# PROVIDED RECORDS start

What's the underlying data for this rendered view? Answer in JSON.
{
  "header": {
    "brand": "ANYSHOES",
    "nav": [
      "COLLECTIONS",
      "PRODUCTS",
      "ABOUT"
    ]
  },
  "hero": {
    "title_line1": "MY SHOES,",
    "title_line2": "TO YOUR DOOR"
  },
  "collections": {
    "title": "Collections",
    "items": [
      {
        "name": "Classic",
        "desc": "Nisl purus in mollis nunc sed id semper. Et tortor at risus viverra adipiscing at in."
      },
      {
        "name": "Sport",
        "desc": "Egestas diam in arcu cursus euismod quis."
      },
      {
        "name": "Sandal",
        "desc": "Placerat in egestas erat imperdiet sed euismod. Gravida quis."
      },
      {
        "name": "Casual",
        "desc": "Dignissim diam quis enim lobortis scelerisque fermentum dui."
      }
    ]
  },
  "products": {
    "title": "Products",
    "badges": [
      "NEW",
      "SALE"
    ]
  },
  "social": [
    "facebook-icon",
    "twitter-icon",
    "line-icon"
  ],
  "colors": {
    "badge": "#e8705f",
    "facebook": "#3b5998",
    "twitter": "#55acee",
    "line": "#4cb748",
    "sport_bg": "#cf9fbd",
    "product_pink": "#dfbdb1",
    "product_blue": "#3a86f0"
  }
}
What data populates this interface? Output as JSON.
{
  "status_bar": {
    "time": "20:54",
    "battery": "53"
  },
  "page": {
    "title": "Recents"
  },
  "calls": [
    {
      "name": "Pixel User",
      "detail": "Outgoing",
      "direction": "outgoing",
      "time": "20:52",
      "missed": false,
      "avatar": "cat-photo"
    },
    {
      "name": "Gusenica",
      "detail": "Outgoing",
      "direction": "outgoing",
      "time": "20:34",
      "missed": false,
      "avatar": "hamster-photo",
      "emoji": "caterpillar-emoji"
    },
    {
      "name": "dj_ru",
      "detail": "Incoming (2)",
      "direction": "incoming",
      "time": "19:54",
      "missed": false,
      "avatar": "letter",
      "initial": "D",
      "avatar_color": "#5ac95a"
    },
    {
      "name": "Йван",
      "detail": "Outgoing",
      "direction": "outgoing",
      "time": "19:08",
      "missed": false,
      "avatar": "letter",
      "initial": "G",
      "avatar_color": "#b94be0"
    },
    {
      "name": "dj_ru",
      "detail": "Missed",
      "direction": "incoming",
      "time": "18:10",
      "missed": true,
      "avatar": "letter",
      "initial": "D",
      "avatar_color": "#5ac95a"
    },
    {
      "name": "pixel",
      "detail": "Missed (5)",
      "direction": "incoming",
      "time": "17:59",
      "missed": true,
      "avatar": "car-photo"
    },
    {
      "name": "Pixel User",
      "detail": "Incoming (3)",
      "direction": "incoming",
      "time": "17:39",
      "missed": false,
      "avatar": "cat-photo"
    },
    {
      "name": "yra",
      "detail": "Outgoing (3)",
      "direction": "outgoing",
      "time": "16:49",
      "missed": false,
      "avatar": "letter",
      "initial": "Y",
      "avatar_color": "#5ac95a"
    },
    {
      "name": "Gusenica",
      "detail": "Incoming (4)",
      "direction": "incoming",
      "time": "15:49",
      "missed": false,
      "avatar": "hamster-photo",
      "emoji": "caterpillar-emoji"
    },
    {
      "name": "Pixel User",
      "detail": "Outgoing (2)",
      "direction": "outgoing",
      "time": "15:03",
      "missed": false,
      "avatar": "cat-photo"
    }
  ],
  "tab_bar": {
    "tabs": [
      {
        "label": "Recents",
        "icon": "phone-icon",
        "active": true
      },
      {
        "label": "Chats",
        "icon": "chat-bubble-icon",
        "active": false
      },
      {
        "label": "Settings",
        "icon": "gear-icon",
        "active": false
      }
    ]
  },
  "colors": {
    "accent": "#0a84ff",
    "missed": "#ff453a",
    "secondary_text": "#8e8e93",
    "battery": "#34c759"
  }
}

# PROVIDED RECORDS end

**DESCRIPTION OF THE TASK**.
Say how many lines have the string "initial" in them, offering no words beyond the number.

**ANSWER TO THIS PROBLEM**.
4